**Set problem:**
From the records below, copy every line that contains the word "GBPJPY".

**Material for the task:**
···
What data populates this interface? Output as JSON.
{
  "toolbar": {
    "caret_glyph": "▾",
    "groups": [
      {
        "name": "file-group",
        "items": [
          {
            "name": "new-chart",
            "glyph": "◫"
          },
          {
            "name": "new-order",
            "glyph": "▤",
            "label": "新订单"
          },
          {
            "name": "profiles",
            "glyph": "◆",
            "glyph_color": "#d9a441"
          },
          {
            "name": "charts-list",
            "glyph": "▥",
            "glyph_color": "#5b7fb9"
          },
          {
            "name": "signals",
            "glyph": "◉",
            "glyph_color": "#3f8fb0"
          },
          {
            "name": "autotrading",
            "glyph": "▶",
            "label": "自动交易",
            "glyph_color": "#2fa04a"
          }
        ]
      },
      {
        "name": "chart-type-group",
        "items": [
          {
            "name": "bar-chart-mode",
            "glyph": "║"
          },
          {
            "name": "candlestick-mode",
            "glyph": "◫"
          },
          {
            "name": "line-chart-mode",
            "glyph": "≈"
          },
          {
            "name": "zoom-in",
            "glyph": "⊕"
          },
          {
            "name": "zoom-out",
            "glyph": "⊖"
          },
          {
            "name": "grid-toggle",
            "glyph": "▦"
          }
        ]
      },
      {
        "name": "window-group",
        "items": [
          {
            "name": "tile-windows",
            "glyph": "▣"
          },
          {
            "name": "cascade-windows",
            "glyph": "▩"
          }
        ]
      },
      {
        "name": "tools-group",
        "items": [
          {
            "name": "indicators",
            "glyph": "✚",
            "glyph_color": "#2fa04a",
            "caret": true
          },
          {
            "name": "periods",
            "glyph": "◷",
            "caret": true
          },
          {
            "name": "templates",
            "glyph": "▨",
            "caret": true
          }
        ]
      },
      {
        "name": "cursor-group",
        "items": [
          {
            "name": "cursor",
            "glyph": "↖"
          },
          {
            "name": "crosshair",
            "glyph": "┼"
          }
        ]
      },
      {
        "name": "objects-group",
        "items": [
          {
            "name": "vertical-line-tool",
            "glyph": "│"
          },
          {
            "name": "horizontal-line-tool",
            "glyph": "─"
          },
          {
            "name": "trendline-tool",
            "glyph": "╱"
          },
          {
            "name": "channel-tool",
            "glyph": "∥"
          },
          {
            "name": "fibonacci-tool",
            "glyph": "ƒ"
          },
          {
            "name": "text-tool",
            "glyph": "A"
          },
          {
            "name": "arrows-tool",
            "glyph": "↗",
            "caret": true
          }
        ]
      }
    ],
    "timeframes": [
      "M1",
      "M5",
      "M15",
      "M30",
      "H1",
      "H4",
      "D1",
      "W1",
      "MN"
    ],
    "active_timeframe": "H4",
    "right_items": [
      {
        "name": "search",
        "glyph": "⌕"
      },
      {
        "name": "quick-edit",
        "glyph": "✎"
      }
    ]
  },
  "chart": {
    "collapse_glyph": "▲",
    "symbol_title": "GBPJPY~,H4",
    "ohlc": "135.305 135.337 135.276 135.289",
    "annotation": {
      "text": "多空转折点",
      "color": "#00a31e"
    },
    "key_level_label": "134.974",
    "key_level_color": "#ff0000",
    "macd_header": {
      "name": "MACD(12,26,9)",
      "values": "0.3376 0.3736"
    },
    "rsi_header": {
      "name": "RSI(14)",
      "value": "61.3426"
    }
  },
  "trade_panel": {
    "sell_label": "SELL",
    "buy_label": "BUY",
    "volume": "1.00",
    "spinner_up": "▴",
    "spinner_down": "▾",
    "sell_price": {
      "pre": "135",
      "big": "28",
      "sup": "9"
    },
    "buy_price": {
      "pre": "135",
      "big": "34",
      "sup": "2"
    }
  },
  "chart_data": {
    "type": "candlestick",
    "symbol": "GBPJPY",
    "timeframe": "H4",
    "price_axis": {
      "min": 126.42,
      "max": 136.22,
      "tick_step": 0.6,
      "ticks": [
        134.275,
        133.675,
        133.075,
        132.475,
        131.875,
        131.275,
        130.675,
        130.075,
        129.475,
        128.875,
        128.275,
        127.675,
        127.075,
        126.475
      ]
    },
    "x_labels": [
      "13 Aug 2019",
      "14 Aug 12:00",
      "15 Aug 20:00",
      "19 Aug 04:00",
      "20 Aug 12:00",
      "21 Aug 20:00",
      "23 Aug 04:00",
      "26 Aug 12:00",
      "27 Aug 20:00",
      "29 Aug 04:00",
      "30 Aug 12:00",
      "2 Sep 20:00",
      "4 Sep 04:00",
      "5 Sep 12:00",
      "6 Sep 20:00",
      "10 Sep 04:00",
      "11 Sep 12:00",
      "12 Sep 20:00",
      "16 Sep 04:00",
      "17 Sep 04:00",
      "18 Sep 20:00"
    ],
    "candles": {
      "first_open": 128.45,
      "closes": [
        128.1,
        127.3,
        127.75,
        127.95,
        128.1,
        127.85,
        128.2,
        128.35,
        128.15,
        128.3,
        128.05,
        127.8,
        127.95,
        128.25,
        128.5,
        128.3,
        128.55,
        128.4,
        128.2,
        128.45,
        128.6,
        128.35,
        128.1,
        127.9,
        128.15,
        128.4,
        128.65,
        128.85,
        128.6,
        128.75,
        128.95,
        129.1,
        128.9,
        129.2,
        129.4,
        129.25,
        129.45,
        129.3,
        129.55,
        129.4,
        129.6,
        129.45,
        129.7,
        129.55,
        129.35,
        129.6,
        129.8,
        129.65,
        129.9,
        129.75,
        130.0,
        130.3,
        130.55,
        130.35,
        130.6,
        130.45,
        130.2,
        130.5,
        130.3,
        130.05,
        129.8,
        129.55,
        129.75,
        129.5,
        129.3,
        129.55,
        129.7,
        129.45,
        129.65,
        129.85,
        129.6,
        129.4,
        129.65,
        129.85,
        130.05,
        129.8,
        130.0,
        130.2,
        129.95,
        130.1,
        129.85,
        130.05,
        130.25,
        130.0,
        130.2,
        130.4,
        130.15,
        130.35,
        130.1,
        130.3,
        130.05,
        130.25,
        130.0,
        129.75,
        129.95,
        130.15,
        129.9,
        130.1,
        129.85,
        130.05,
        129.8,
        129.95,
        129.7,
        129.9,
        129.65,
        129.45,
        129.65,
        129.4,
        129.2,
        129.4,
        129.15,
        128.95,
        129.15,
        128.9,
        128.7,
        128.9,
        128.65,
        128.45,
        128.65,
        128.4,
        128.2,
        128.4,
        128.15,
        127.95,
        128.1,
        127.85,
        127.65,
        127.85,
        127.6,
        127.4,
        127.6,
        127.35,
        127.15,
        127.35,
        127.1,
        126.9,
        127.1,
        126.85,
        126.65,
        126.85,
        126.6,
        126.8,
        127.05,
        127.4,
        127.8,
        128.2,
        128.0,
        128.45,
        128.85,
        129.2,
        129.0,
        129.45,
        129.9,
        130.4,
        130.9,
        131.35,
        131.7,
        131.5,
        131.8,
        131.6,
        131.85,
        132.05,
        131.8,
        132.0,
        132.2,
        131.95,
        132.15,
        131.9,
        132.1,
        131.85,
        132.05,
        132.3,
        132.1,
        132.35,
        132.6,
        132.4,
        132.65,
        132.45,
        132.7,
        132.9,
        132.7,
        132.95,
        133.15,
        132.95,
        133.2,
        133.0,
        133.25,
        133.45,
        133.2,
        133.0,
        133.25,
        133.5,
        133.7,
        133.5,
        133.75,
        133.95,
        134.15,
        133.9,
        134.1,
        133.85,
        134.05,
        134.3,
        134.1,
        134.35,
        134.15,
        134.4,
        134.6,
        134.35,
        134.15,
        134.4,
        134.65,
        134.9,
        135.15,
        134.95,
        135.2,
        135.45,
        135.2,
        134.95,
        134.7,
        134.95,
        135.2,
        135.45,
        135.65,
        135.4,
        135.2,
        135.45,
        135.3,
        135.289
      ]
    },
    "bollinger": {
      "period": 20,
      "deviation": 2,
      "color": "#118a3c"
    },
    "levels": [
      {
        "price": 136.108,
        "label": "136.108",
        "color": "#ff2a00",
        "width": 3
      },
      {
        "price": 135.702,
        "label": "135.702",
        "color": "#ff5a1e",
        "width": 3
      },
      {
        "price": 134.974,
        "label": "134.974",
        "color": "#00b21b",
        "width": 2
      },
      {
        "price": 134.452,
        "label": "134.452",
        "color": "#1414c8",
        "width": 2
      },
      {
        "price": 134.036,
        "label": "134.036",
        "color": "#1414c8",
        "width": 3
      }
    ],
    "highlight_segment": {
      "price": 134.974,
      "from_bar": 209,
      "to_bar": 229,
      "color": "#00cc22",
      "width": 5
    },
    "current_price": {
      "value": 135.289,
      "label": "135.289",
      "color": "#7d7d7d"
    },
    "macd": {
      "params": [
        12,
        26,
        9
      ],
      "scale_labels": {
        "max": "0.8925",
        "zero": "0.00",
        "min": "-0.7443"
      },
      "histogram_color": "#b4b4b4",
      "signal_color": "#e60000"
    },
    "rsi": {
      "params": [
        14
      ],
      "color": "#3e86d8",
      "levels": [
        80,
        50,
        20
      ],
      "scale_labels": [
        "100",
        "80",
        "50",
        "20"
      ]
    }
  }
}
···
**Expected output:**
    "symbol_title": "GBPJPY~,H4",
    "symbol": "GBPJPY",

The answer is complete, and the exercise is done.